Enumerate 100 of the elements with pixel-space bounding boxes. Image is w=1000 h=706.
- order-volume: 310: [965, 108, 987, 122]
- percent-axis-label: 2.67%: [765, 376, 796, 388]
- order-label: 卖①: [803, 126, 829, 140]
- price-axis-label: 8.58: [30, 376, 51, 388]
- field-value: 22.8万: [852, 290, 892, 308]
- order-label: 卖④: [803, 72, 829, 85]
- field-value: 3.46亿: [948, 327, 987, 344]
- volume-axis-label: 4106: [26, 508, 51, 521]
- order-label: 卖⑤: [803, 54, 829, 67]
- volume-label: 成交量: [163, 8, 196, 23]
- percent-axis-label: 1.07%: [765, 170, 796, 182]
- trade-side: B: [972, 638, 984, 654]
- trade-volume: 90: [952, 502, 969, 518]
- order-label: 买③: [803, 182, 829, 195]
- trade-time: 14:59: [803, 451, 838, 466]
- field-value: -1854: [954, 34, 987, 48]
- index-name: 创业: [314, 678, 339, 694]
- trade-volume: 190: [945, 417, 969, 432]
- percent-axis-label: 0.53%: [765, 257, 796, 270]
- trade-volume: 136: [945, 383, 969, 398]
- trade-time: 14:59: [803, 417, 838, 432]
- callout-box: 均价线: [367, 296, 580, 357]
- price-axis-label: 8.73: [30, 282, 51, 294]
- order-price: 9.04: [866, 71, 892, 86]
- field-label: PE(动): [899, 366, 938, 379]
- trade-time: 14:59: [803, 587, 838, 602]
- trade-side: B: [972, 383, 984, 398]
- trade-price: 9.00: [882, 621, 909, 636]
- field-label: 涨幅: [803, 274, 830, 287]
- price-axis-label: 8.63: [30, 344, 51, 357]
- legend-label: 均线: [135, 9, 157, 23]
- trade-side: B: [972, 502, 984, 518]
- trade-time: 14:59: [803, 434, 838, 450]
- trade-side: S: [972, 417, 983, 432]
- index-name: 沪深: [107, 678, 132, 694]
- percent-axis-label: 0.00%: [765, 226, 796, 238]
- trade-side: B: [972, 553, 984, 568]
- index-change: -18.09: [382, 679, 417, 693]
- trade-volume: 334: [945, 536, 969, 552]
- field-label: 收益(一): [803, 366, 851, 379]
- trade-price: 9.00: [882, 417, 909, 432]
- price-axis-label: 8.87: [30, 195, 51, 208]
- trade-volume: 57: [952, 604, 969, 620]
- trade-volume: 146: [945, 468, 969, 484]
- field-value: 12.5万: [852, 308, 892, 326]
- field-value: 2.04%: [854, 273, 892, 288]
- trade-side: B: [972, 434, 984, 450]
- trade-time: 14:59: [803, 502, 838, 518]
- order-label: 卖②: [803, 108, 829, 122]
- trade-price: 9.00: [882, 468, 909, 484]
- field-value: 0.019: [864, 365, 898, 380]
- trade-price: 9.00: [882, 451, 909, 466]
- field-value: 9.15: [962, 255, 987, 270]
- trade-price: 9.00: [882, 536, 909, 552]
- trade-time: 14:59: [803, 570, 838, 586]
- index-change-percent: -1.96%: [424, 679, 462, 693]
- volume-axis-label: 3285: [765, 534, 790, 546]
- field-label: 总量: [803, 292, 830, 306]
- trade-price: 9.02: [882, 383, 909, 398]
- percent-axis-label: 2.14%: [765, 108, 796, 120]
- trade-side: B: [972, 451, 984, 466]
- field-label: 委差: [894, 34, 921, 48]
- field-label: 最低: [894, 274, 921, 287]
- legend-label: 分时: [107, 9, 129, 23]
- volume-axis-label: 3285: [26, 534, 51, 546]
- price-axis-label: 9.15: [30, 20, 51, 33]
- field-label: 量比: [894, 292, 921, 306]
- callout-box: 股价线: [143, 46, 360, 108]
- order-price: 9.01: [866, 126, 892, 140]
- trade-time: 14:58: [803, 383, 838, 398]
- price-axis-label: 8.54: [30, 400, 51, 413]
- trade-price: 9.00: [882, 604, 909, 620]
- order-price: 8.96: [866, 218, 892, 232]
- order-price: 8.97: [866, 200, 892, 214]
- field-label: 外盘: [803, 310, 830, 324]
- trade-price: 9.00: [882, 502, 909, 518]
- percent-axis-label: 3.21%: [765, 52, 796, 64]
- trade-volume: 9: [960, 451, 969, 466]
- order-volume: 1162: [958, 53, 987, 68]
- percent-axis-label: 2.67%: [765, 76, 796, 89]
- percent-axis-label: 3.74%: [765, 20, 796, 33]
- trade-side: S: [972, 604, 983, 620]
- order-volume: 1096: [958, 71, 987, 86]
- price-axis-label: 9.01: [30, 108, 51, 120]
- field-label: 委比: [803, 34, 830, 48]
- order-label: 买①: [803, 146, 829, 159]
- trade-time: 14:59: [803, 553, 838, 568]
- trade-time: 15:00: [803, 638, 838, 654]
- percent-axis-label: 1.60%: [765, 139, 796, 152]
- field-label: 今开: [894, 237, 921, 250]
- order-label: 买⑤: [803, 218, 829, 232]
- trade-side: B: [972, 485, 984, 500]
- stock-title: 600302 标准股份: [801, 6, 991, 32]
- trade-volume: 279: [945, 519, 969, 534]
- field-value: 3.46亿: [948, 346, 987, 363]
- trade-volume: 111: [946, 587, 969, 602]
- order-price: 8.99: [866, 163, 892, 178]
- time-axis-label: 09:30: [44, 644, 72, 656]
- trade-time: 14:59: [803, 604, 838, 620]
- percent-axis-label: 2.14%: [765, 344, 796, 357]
---
_WHAT YOU ARE ASKED TO DO_: Quote the data word for word from the first line through the line containing "- order-label: 卖④: [803, 72, 829, 85]", with both of those lines included.

_SOLUTION TO THE EXERCISE_:
Enumerate 100 of the elements with pixel-space bounding boxes. Image is w=1000 h=706.
- order-volume: 310: [965, 108, 987, 122]
- percent-axis-label: 2.67%: [765, 376, 796, 388]
- order-label: 卖①: [803, 126, 829, 140]
- price-axis-label: 8.58: [30, 376, 51, 388]
- field-value: 22.8万: [852, 290, 892, 308]
- order-label: 卖④: [803, 72, 829, 85]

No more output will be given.